- [Your task]: Set out each line from the following listing that includes the word "values".

- [Input]:
•••••
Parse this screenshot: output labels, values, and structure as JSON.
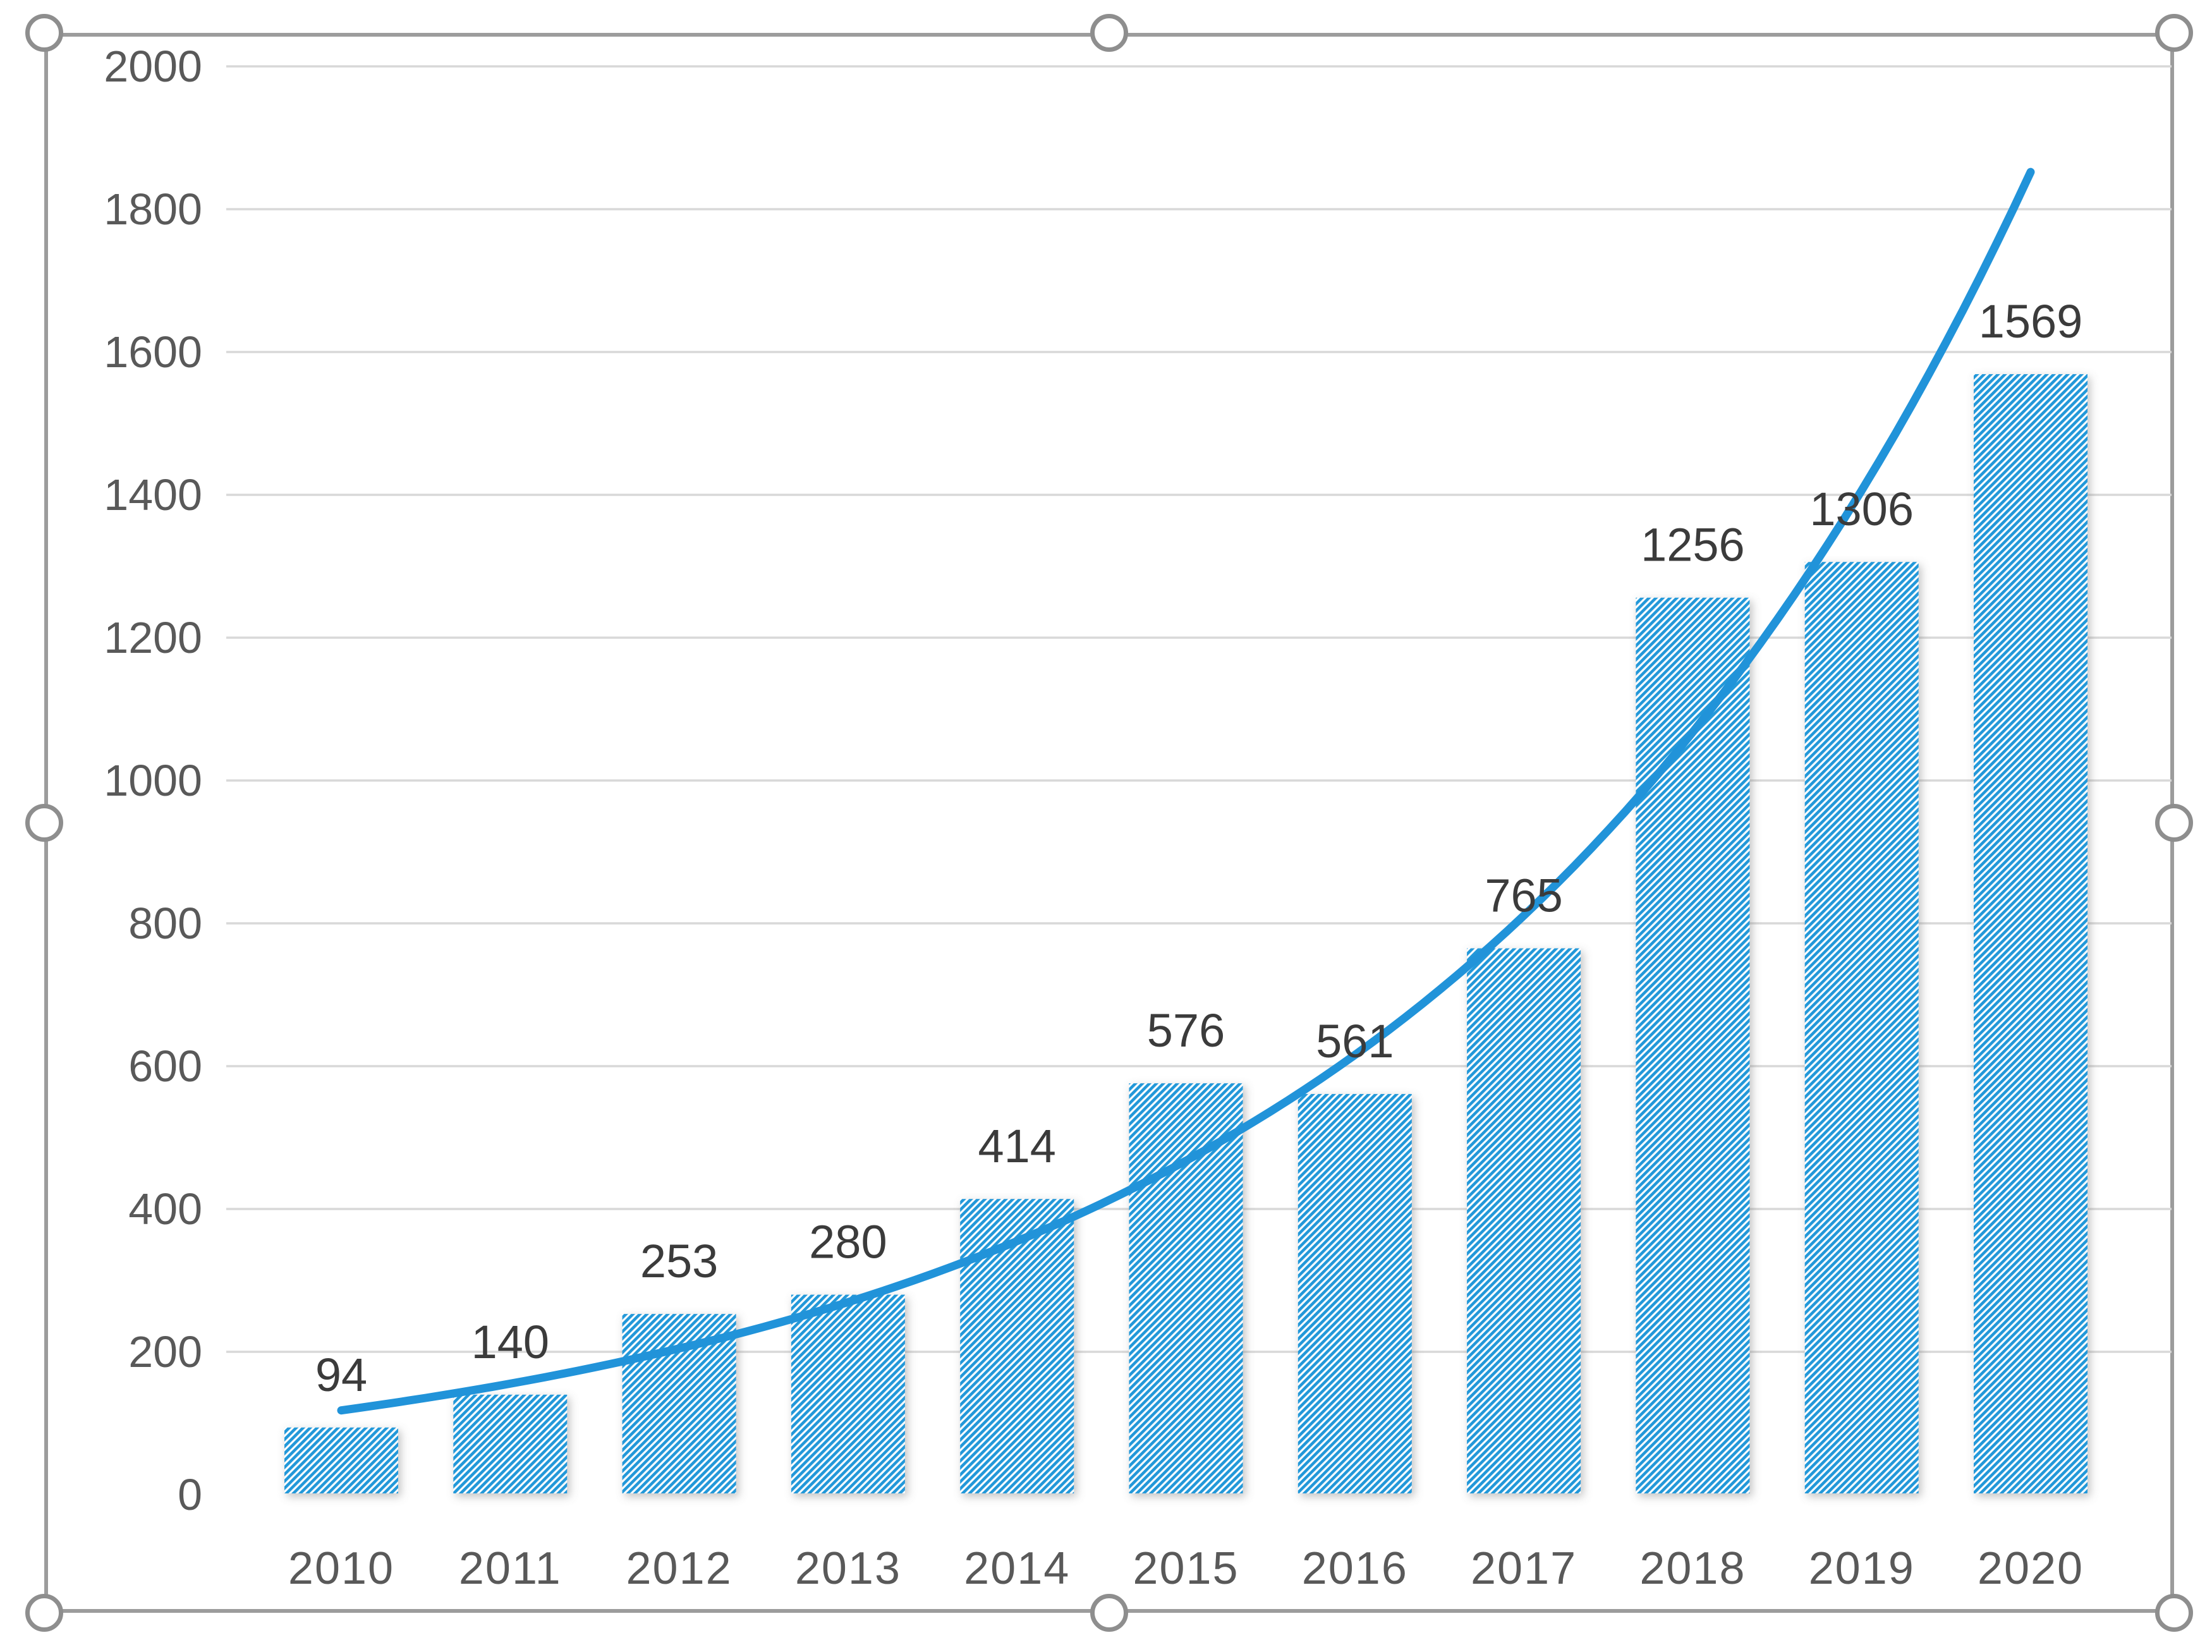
{
  "chart_data": {
    "type": "bar",
    "title": "",
    "xlabel": "",
    "ylabel": "",
    "categories": [
      "2010",
      "2011",
      "2012",
      "2013",
      "2014",
      "2015",
      "2016",
      "2017",
      "2018",
      "2019",
      "2020"
    ],
    "values": [
      94,
      140,
      253,
      280,
      414,
      576,
      561,
      765,
      1256,
      1306,
      1569
    ],
    "data_labels": [
      "94",
      "140",
      "253",
      "280",
      "414",
      "576",
      "561",
      "765",
      "1256",
      "1306",
      "1569"
    ],
    "series": [
      {
        "name": "bars-hatched",
        "type": "bar",
        "values": [
          94,
          140,
          253,
          280,
          414,
          576,
          561,
          765,
          1256,
          1306,
          1569
        ]
      },
      {
        "name": "trend-curve",
        "type": "line",
        "shape": "exponential",
        "start_value": 118,
        "end_value": 1852
      }
    ],
    "ylim": [
      0,
      2000
    ],
    "y_tick_step": 200,
    "y_tick_labels": [
      "0",
      "200",
      "400",
      "600",
      "800",
      "1000",
      "1200",
      "1400",
      "1600",
      "1800",
      "2000"
    ],
    "grid": true,
    "legend": false,
    "colors": {
      "bar_hatch_blue": "#2498d9",
      "trend_line_blue": "#2193d9",
      "gridline": "#d8d8d8",
      "axis_line": "#c6c6c6",
      "data_label": "#3b3b3b",
      "axis_label": "#595959",
      "chart_border": "#9c9c9c",
      "selection_handle": "#8e8e8e",
      "background": "#ffffff"
    }
  },
  "selection": {
    "state": "chart-object-selected",
    "handle_positions": [
      "top-left",
      "top-center",
      "top-right",
      "middle-left",
      "middle-right",
      "bottom-left",
      "bottom-center",
      "bottom-right"
    ]
  }
}
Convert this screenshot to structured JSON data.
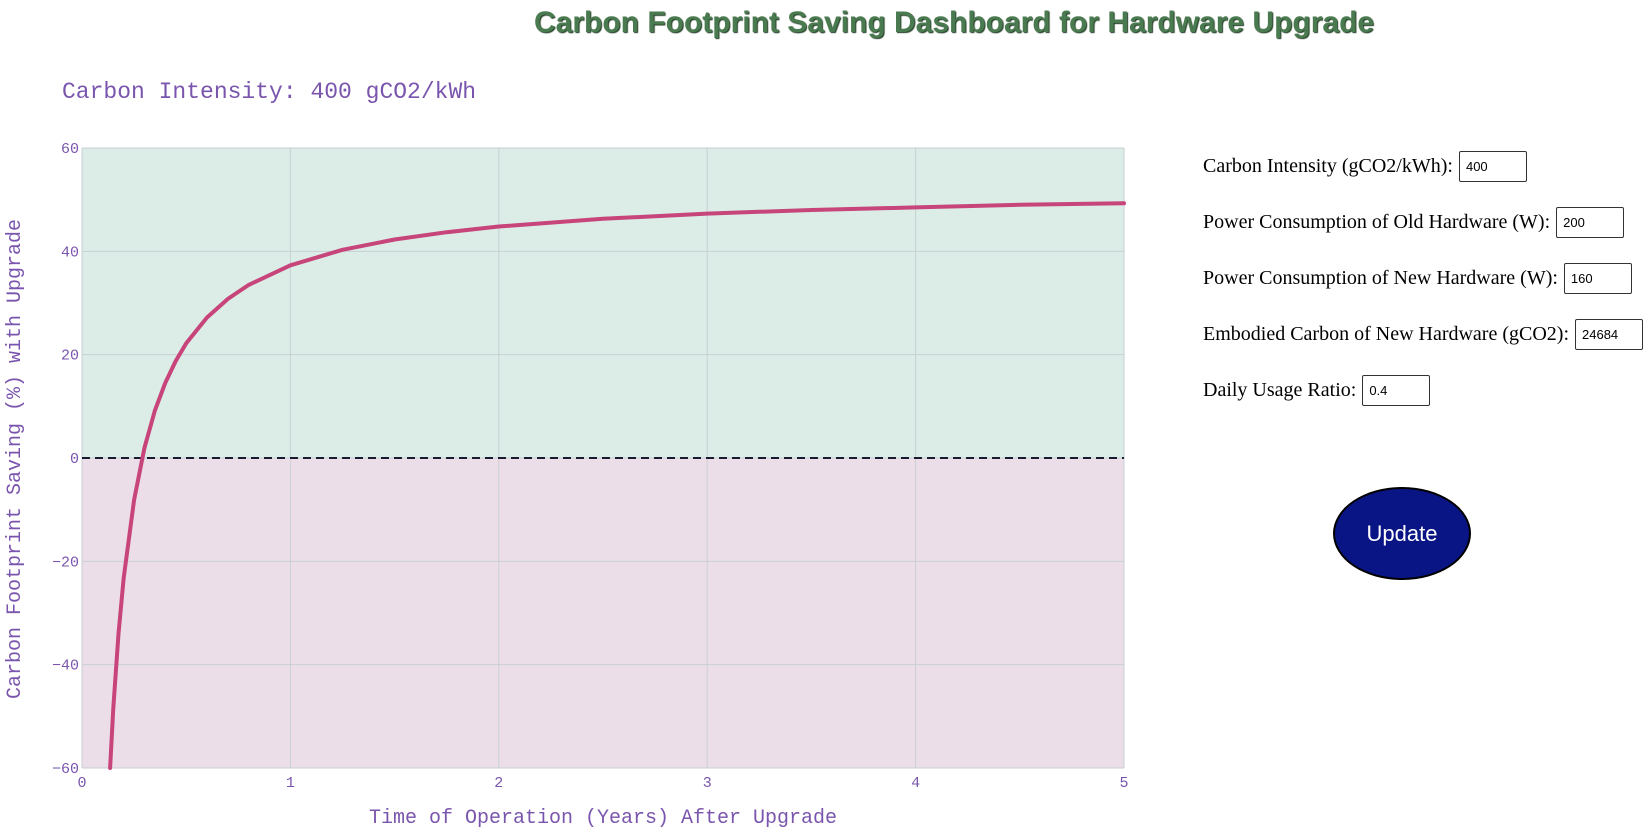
{
  "title": "Carbon Footprint Saving Dashboard for Hardware Upgrade",
  "controls": [
    {
      "label": "Carbon Intensity (gCO2/kWh):",
      "value": "400"
    },
    {
      "label": "Power Consumption of Old Hardware (W):",
      "value": "200"
    },
    {
      "label": "Power Consumption of New Hardware (W):",
      "value": "160"
    },
    {
      "label": "Embodied Carbon of New Hardware (gCO2):",
      "value": "24684"
    },
    {
      "label": "Daily Usage Ratio:",
      "value": "0.4"
    }
  ],
  "update_label": "Update",
  "colors": {
    "line": "#c7457a",
    "positive_region": "#dbede6",
    "negative_region": "#ecdee8",
    "text": "#7a55ad",
    "title": "#4a7a4f",
    "button": "#0a1585"
  },
  "chart_data": {
    "type": "line",
    "title": "Carbon Intensity: 400 gCO2/kWh",
    "xlabel": "Time of Operation (Years) After Upgrade",
    "ylabel": "Carbon Footprint Saving (%) with Upgrade",
    "xlim": [
      0,
      5
    ],
    "ylim": [
      -60,
      60
    ],
    "xticks": [
      0,
      1,
      2,
      3,
      4,
      5
    ],
    "yticks": [
      -60,
      -40,
      -20,
      0,
      20,
      40,
      60
    ],
    "grid": true,
    "reference_line": {
      "y": 0,
      "style": "dashed"
    },
    "series": [
      {
        "x": [
          0.135,
          0.15,
          0.175,
          0.2,
          0.25,
          0.3,
          0.35,
          0.4,
          0.45,
          0.5,
          0.6,
          0.7,
          0.8,
          1.0,
          1.25,
          1.5,
          1.75,
          2.0,
          2.5,
          3.0,
          3.5,
          4.0,
          4.5,
          5.0
        ],
        "values": [
          -60.0,
          -48.4,
          -34.0,
          -23.2,
          -8.1,
          2.0,
          9.2,
          14.6,
          18.8,
          22.2,
          27.2,
          30.8,
          33.5,
          37.3,
          40.3,
          42.3,
          43.7,
          44.8,
          46.3,
          47.3,
          48.0,
          48.5,
          49.0,
          49.3
        ]
      }
    ]
  }
}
•••••
- [Written answer]:
Parse this screenshot: output labels, values, and structure as JSON.
    "values": [
        "values": [
        "values": [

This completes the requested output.